(STATED PROBLEM)
List all lines in the material below that contain "classes".

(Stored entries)
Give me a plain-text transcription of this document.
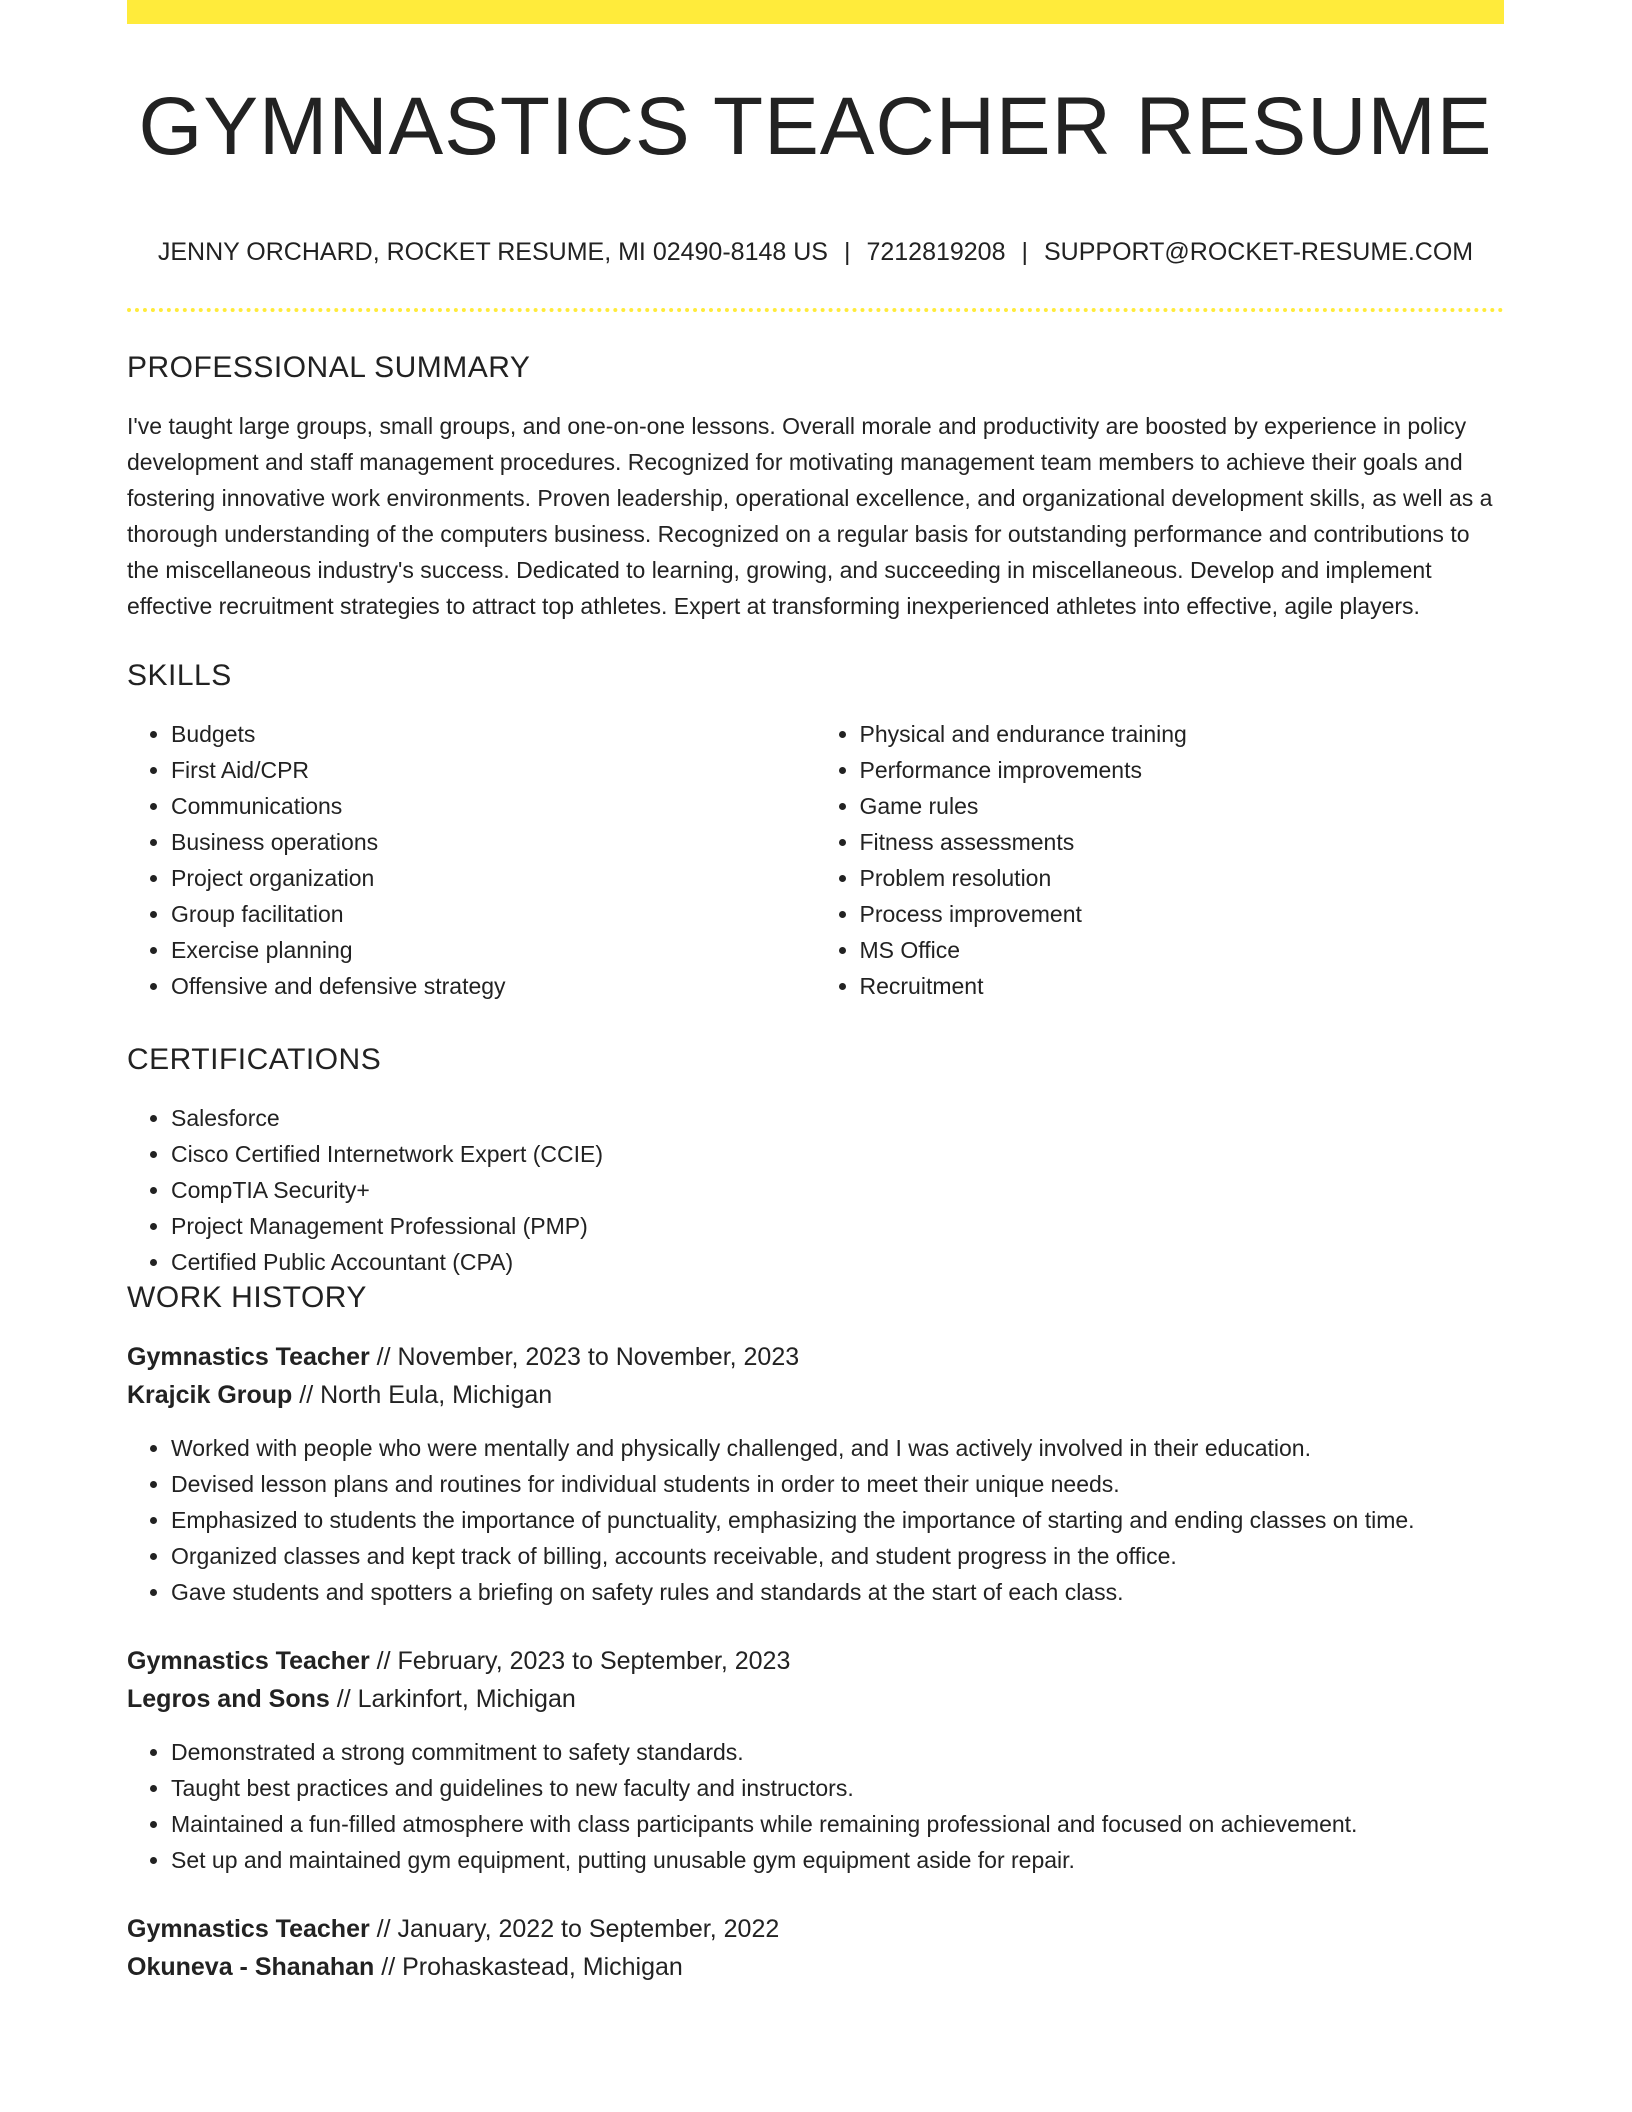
GYMNASTICS TEACHER RESUME
JENNY ORCHARD, ROCKET RESUME, MI 02490-8148 US | 7212819208 | SUPPORT@ROCKET-RESUME.COM
PROFESSIONAL SUMMARY

I've taught large groups, small groups, and one-on-one lessons. Overall morale and productivity are boosted by experience in policy development and staff management procedures. Recognized for motivating management team members to achieve their goals and fostering innovative work environments. Proven leadership, operational excellence, and organizational development skills, as well as a thorough understanding of the computers business. Recognized on a regular basis for outstanding performance and contributions to the miscellaneous industry's success. Dedicated to learning, growing, and succeeding in miscellaneous. Develop and implement effective recruitment strategies to attract top athletes. Expert at transforming inexperienced athletes into effective, agile players.

SKILLS
• Budgets
• First Aid/CPR
• Communications
• Business operations
• Project organization
• Group facilitation
• Exercise planning
• Offensive and defensive strategy
• Physical and endurance training
• Performance improvements
• Game rules
• Fitness assessments
• Problem resolution
• Process improvement
• MS Office
• Recruitment
CERTIFICATIONS
• Salesforce
• Cisco Certified Internetwork Expert (CCIE)
• CompTIA Security+
• Project Management Professional (PMP)
• Certified Public Accountant (CPA)
WORK HISTORY
Gymnastics Teacher // November, 2023 to November, 2023
Krajcik Group // North Eula, Michigan
• Worked with people who were mentally and physically challenged, and I was actively involved in their education.
• Devised lesson plans and routines for individual students in order to meet their unique needs.
• Emphasized to students the importance of punctuality, emphasizing the importance of starting and ending classes on time.
• Organized classes and kept track of billing, accounts receivable, and student progress in the office.
• Gave students and spotters a briefing on safety rules and standards at the start of each class.
Gymnastics Teacher // February, 2023 to September, 2023
Legros and Sons // Larkinfort, Michigan
• Demonstrated a strong commitment to safety standards.
• Taught best practices and guidelines to new faculty and instructors.
• Maintained a fun-filled atmosphere with class participants while remaining professional and focused on achievement.
• Set up and maintained gym equipment, putting unusable gym equipment aside for repair.
Gymnastics Teacher // January, 2022 to September, 2022
Okuneva - Shanahan // Prohaskastead, Michigan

(EXERCISE OUTPUT)
• Emphasized to students the importance of punctuality, emphasizing the importance of starting and ending classes on time.
• Organized classes and kept track of billing, accounts receivable, and student progress in the office.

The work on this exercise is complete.